◆ Task inputs
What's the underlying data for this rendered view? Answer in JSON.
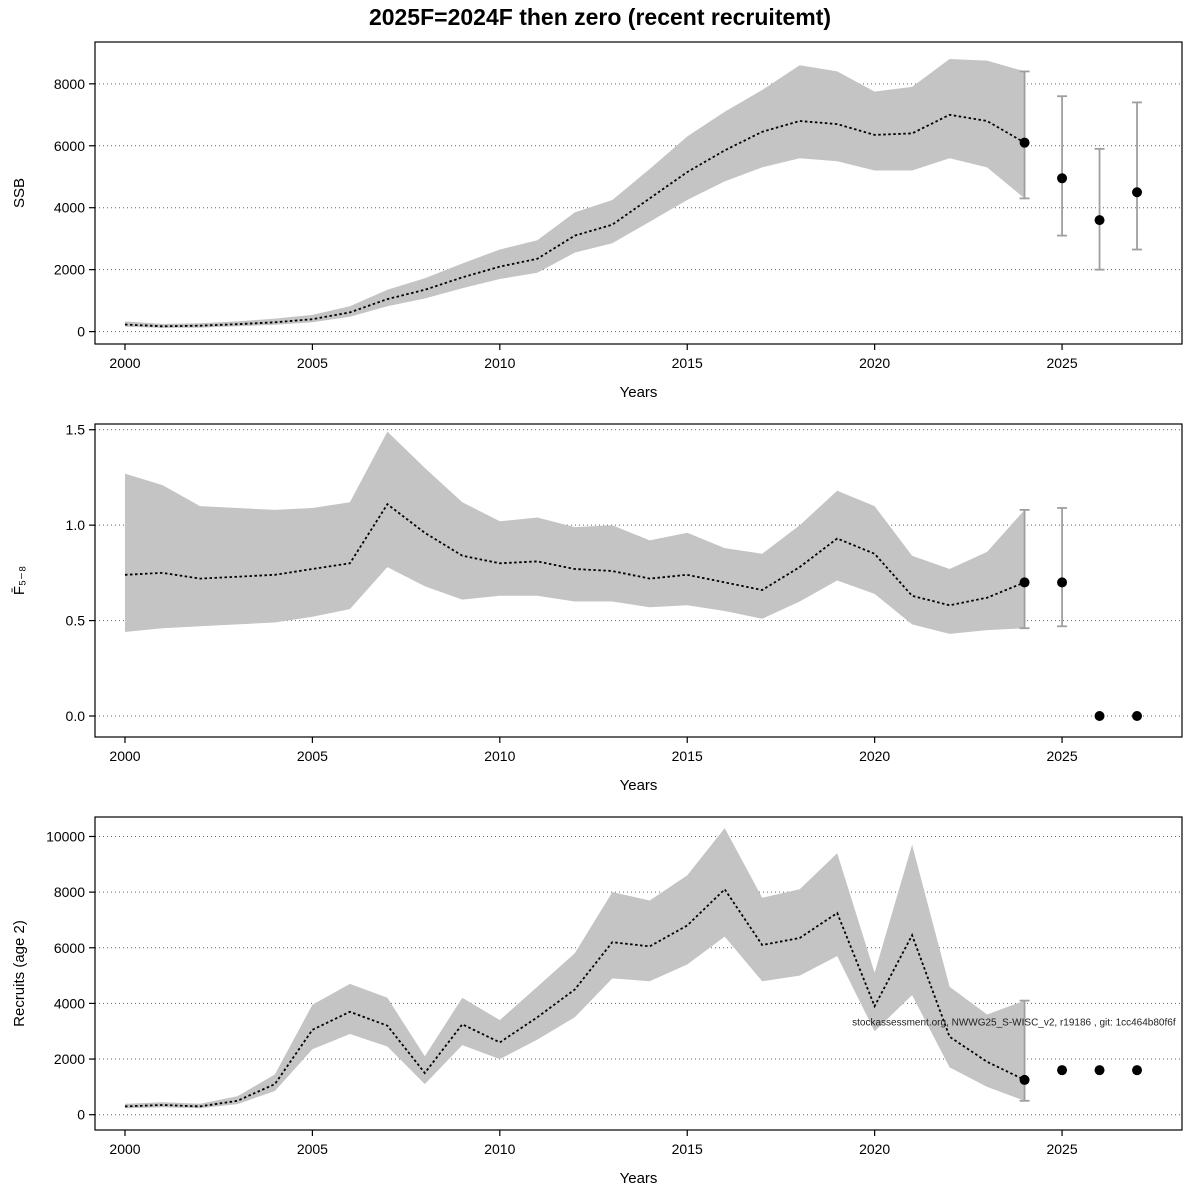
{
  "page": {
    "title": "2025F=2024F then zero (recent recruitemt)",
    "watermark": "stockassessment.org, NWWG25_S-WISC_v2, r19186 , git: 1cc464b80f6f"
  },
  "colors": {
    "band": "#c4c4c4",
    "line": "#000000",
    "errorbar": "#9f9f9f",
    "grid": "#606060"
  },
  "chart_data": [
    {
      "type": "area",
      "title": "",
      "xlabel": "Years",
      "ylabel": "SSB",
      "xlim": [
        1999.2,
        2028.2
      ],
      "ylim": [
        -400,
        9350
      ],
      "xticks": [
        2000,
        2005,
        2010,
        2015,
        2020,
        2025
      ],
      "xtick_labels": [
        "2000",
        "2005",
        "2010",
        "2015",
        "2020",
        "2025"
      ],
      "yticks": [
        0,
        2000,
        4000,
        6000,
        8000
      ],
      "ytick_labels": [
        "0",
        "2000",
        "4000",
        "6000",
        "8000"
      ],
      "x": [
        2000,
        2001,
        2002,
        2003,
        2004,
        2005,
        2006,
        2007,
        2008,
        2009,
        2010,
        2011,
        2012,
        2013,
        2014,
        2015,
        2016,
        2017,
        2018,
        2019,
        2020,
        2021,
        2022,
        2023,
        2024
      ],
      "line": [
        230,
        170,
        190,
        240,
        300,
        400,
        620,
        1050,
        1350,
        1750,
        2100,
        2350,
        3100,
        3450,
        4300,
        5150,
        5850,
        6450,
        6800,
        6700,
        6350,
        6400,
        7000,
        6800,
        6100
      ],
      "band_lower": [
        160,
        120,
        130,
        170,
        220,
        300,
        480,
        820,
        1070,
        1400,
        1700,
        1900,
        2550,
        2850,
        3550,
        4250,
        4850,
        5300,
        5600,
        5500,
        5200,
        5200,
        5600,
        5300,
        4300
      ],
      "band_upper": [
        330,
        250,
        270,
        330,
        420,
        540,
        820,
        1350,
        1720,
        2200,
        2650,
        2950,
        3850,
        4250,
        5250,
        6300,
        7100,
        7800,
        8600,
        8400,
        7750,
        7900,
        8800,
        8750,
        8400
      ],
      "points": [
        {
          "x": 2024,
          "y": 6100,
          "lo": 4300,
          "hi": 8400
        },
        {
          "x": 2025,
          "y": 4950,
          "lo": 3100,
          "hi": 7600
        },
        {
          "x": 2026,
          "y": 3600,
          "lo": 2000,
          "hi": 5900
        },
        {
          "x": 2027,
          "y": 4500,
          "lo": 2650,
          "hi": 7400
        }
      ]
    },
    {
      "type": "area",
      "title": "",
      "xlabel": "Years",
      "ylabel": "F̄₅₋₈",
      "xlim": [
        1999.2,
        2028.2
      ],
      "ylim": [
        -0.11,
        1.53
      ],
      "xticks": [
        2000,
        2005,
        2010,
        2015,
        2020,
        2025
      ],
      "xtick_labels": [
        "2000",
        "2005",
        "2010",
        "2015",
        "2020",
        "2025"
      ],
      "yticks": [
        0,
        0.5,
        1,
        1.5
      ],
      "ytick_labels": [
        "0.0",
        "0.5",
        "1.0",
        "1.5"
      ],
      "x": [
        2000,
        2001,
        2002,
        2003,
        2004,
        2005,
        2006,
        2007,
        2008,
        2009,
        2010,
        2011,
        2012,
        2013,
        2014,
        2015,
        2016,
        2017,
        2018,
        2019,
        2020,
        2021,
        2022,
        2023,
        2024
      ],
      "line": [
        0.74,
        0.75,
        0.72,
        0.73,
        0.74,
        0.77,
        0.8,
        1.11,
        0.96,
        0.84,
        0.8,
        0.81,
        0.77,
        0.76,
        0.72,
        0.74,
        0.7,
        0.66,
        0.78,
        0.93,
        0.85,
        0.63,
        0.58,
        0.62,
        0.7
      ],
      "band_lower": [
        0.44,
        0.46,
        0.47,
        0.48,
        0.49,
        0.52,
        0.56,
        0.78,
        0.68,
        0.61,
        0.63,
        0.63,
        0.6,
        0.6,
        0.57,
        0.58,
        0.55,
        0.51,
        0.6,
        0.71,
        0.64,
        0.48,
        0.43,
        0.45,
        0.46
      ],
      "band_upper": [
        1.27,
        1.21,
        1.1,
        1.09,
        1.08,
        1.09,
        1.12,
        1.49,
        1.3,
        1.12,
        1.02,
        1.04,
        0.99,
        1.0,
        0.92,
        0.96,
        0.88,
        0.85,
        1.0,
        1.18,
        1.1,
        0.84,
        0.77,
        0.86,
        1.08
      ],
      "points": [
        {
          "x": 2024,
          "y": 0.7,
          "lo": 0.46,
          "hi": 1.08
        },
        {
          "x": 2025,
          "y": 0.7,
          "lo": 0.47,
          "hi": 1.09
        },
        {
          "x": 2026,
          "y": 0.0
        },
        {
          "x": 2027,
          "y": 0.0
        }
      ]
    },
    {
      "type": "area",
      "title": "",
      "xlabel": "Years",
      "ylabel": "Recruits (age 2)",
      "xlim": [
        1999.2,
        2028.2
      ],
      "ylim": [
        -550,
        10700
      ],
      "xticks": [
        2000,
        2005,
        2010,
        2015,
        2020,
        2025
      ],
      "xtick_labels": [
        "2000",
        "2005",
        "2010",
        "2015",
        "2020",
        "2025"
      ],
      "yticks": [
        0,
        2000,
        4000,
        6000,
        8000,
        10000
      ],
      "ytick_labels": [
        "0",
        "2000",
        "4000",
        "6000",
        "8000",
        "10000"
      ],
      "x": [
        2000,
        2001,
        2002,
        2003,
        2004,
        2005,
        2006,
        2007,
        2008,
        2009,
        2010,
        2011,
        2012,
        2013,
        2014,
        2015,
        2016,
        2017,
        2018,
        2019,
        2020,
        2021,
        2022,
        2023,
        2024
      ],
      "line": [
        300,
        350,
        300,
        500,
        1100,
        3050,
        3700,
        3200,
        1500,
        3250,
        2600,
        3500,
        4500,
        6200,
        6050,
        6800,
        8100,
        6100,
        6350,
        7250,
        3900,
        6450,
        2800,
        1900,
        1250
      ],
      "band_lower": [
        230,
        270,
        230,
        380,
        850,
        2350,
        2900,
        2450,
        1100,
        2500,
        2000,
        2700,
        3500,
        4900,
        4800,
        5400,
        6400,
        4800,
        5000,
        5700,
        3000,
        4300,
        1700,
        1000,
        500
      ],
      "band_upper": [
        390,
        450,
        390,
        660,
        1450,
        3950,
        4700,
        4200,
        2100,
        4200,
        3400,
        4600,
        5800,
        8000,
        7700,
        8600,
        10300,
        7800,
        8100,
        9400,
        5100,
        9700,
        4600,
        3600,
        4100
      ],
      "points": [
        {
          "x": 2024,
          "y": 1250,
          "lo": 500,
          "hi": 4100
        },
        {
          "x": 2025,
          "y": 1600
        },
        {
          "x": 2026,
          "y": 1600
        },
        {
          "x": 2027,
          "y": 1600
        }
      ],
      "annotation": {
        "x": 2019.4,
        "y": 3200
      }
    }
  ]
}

* * *

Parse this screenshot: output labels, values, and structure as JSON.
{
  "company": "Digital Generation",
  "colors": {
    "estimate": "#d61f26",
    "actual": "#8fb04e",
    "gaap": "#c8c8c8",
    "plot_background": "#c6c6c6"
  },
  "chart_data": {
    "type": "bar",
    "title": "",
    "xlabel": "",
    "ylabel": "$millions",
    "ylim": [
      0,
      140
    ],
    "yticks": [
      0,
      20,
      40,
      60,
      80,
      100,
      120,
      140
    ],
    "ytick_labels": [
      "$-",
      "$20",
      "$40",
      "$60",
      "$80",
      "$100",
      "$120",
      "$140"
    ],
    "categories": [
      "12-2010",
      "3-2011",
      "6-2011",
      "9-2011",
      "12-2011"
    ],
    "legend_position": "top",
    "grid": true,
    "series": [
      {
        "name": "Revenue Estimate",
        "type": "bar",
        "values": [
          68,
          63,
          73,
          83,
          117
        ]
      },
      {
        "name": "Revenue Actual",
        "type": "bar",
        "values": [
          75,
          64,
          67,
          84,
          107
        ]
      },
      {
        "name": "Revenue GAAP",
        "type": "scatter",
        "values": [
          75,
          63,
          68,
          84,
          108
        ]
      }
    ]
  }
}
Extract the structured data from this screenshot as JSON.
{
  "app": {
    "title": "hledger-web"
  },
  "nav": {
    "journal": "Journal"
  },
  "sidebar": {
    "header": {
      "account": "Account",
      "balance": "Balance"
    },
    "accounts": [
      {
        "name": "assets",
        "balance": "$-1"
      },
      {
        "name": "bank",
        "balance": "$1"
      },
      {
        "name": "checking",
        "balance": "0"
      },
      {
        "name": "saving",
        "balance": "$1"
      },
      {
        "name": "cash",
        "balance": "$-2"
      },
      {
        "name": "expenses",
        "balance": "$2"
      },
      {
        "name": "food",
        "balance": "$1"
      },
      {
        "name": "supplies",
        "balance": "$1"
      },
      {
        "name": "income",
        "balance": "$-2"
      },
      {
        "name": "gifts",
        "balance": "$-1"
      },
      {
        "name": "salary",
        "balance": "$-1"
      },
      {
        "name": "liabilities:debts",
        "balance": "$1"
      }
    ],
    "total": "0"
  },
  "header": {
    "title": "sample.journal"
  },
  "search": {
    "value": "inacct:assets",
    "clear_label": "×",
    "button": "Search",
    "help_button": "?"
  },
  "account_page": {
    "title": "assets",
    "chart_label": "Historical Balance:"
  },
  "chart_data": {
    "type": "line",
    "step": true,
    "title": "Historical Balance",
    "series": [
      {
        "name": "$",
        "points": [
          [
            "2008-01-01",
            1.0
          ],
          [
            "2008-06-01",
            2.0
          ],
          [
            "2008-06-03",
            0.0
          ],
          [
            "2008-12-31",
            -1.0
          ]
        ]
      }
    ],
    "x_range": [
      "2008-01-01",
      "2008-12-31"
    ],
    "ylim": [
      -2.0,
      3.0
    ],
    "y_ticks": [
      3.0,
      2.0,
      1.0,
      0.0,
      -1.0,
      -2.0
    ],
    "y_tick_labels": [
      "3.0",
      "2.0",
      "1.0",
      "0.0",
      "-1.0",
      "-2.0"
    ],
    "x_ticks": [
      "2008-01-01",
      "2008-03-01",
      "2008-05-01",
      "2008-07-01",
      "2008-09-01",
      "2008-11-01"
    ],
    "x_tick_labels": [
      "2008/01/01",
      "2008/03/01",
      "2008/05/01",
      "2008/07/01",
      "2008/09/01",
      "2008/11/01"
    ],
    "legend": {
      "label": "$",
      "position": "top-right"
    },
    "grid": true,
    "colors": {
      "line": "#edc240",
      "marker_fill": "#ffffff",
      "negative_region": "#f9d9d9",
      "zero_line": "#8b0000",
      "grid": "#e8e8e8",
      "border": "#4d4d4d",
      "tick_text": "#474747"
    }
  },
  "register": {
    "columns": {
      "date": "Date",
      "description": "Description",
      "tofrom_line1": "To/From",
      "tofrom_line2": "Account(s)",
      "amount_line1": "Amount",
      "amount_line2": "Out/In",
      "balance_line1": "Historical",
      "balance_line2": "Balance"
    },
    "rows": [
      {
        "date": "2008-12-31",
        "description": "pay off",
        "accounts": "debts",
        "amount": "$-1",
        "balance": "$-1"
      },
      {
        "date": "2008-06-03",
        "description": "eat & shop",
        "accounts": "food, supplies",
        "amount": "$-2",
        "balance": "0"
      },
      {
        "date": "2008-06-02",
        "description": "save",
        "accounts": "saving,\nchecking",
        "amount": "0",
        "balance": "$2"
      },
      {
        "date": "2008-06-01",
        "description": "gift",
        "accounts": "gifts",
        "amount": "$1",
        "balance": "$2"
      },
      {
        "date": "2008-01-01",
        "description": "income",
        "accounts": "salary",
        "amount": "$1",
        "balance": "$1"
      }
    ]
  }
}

◆ Exercise requirements
Check all the records above and select each line where the string "this" is found.

◆ Exercise response
What's the underlying data for this rendered view? Answer in JSON.
Parse this screenshot: output labels, values, and structure as JSON.
Extract the structured data from this screenshot as JSON.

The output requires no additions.